Soal Latihan 1: Salin tanpa perubahan bagian kutipan tentang para kiai dan PETA di bawah ini, dari "Sebagaimana telah diketahui, sebagian" hingga "tinta emas sejarah.", keduanya ikut disalin.

Kutipan Bacaan:
Sebagaimana telah diketahui, sebagian besar tentara kita (TNI) berasal dari
PETA. Menurut penelitian Agus Sunyoto, dari 60 bataliyon tentara PETA, hampir
separo komandannya adalah para kiai. Dengan demikian, dalam ketentaraan
Indonesia ada kehadiran “Kaum Santri” yang perannya sangat berarti. Hal ini,
tentu saja pantas ditulis dengan tinta emas sejarah.
Dalam
catatan sejarah, terdapat beberapa kiai yang menjadi pahlawan nasional,
diantaranya : KH. Zainul Arifin
dengan SK presiden No 35 Th 1963, KH. Abdul Wahid Hasyim dengan SK Presiden
No260 Th 1964, KH. M. Hasyim
Asy’ari dengan SK presiden No 294 Th 1964, KH.Zainal Musthafa dengan SK presiden No
64 Th 1972, dan yang terbaru KHR.
As’adSyamsul Arifin dengan SK presiden No 90 Th 2016. Selain itu, jumlah
terbesar dari pemberontakan melawan penjajah, juga dimulai dan dilakukan oleh
para kiai.
Namun,
apapun yang telah diberikan negara terhadap warga NU atas jasa-jasa para
pahlawannya, belumlah sebanding. Sebagaimana pernyataan Bruinessen, bahwa
Resolusi Jihad berdampak besar untuk mengobarkan semangat 10 November 1945, namun sayangnya,
menurut Bruinessen, Resolusi Jihad ini tidak mendapat perhatian yang layak dari
para sejarawan.

Soal Latihan 2: Tuliskan ulang tanpa perubahan baris-baris daftar di bawah, dari baris yang memuat "find all labels, buttons, inputs, and" hingga baris yang memuat "question-item: 〔2〕I often", keduanya termasuk. Gambar tidak perlu dimasukkan ke dalam jawaban.

Bahan Soal:
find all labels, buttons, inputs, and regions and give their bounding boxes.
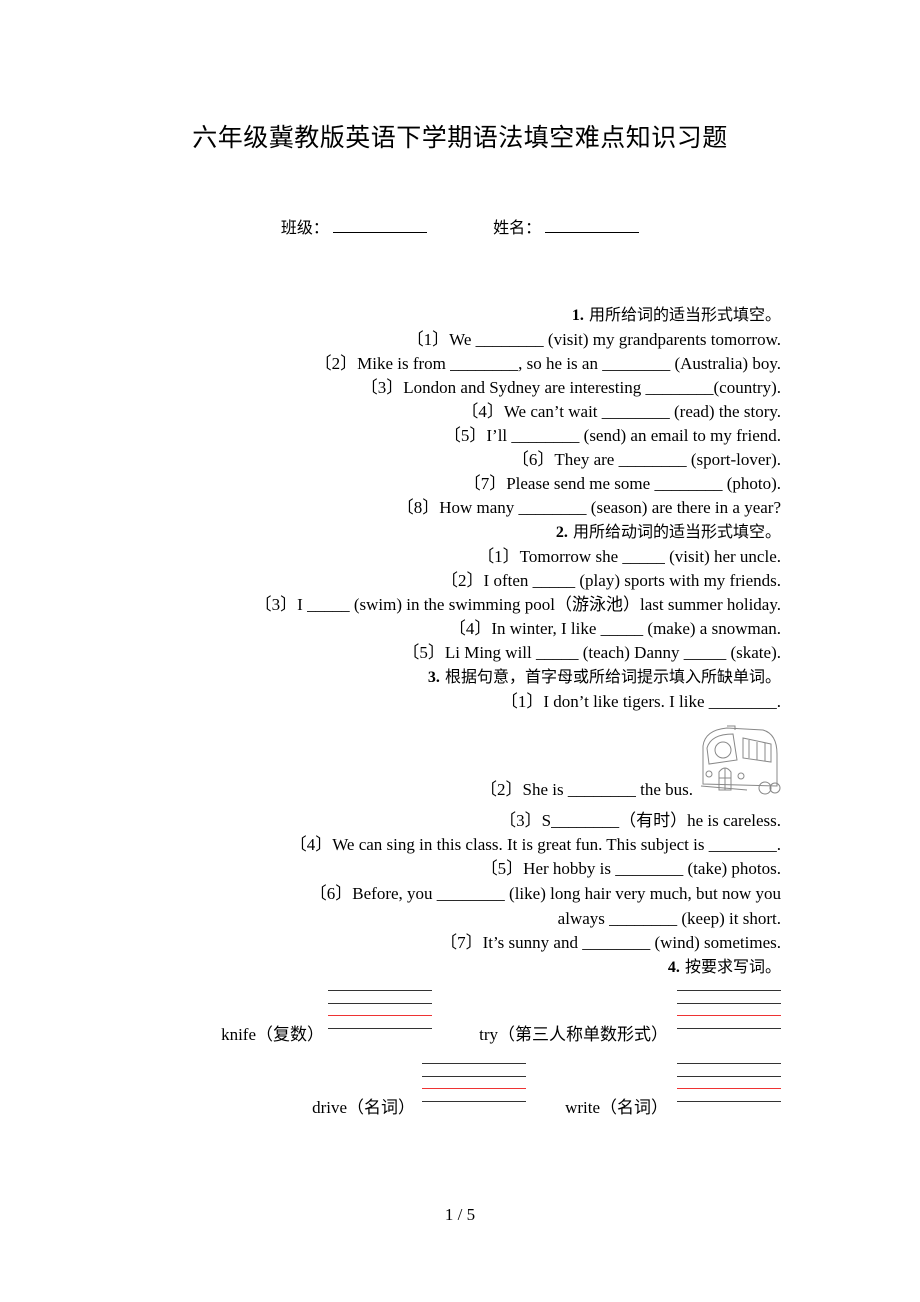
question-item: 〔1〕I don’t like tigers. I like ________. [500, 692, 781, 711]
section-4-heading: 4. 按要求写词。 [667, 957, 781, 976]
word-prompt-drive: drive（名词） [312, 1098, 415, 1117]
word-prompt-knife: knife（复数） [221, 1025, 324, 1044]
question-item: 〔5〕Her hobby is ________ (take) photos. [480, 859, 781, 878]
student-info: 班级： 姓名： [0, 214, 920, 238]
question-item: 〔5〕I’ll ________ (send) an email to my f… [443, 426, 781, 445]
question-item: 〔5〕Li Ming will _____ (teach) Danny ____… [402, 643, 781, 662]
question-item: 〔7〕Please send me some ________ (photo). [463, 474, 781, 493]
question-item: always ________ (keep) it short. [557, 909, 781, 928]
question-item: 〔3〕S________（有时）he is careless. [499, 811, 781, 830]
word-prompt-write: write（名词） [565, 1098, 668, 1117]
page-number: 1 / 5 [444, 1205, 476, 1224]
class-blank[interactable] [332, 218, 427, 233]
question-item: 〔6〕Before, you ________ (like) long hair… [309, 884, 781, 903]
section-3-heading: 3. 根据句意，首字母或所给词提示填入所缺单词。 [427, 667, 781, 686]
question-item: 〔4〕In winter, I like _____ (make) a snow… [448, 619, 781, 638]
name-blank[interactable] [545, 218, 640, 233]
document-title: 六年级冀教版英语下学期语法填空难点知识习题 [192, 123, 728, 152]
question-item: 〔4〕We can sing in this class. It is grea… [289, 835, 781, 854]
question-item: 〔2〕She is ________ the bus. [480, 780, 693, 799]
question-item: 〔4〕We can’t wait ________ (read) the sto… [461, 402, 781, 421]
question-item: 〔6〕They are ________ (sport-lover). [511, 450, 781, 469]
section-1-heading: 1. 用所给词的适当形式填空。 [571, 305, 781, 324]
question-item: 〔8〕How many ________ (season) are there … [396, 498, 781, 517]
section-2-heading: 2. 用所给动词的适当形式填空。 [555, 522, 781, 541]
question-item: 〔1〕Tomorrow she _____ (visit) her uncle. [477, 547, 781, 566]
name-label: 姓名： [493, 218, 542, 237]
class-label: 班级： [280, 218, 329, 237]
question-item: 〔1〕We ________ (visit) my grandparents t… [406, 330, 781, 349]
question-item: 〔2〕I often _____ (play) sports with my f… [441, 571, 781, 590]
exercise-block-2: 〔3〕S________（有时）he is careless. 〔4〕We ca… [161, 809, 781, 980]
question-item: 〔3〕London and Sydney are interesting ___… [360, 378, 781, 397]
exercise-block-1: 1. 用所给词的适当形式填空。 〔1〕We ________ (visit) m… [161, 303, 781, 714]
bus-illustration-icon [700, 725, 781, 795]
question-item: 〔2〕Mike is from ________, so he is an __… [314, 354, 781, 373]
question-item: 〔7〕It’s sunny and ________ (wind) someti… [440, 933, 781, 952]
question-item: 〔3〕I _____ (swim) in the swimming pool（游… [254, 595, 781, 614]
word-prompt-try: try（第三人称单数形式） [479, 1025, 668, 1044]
* * *
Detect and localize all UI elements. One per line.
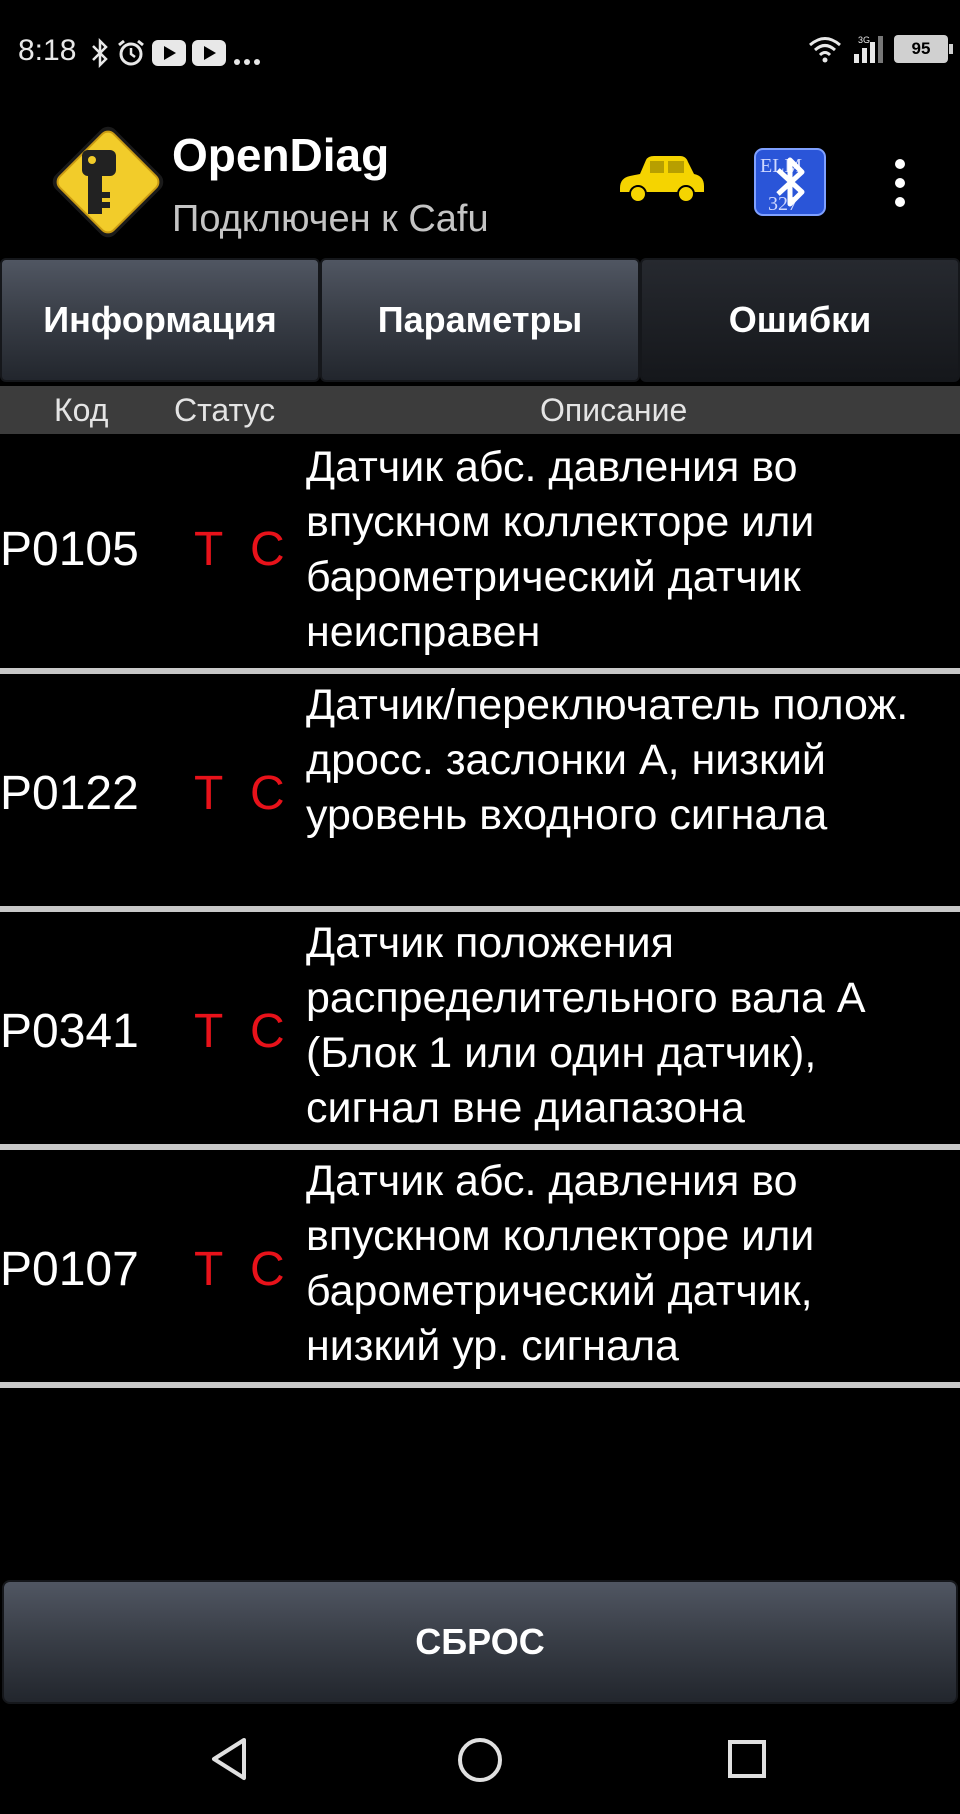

Jawaban Soal 1:
Sebagaimana telah diketahui, sebagian besar tentara kita (TNI) berasal dari
PETA. Menurut penelitian Agus Sunyoto, dari 60 bataliyon tentara PETA, hampir
separo komandannya adalah para kiai. Dengan demikian, dalam ketentaraan
Indonesia ada kehadiran “Kaum Santri” yang perannya sangat berarti. Hal ini,
tentu saja pantas ditulis dengan tinta emas sejarah.

Jawaban Soal 2:
find all labels, buttons, inputs, and regions and give their bounding boxes.
question-item: 〔1〕I don’t like tigers. I like ________. [500, 692, 781, 711]
section-4-heading: 4. 按要求写词。 [667, 957, 781, 976]
word-prompt-drive: drive（名词） [312, 1098, 415, 1117]
word-prompt-knife: knife（复数） [221, 1025, 324, 1044]
question-item: 〔5〕Her hobby is ________ (take) photos. [480, 859, 781, 878]
student-info: 班级： 姓名： [0, 214, 920, 238]
question-item: 〔5〕I’ll ________ (send) an email to my f… [443, 426, 781, 445]
question-item: 〔5〕Li Ming will _____ (teach) Danny ____… [402, 643, 781, 662]
question-item: 〔7〕Please send me some ________ (photo). [463, 474, 781, 493]
question-item: always ________ (keep) it short. [557, 909, 781, 928]
question-item: 〔3〕S________（有时）he is careless. [499, 811, 781, 830]
word-prompt-write: write（名词） [565, 1098, 668, 1117]
page-number: 1 / 5 [444, 1205, 476, 1224]
class-blank[interactable] [332, 218, 427, 233]
question-item: 〔6〕Before, you ________ (like) long hair… [309, 884, 781, 903]
section-3-heading: 3. 根据句意，首字母或所给词提示填入所缺单词。 [427, 667, 781, 686]
question-item: 〔4〕In winter, I like _____ (make) a snow… [448, 619, 781, 638]
name-blank[interactable] [545, 218, 640, 233]
document-title: 六年级冀教版英语下学期语法填空难点知识习题 [192, 123, 728, 152]
question-item: 〔4〕We can sing in this class. It is grea… [289, 835, 781, 854]
question-item: 〔2〕She is ________ the bus. [480, 780, 693, 799]
question-item: 〔4〕We can’t wait ________ (read) the sto… [461, 402, 781, 421]
question-item: 〔6〕They are ________ (sport-lover). [511, 450, 781, 469]
section-1-heading: 1. 用所给词的适当形式填空。 [571, 305, 781, 324]
question-item: 〔8〕How many ________ (season) are there … [396, 498, 781, 517]
section-2-heading: 2. 用所给动词的适当形式填空。 [555, 522, 781, 541]
question-item: 〔1〕Tomorrow she _____ (visit) her uncle. [477, 547, 781, 566]
name-label: 姓名： [493, 218, 542, 237]
class-label: 班级： [280, 218, 329, 237]
question-item: 〔1〕We ________ (visit) my grandparents t… [406, 330, 781, 349]
question-item: 〔2〕I often _____ (play) sports with my f… [441, 571, 781, 590]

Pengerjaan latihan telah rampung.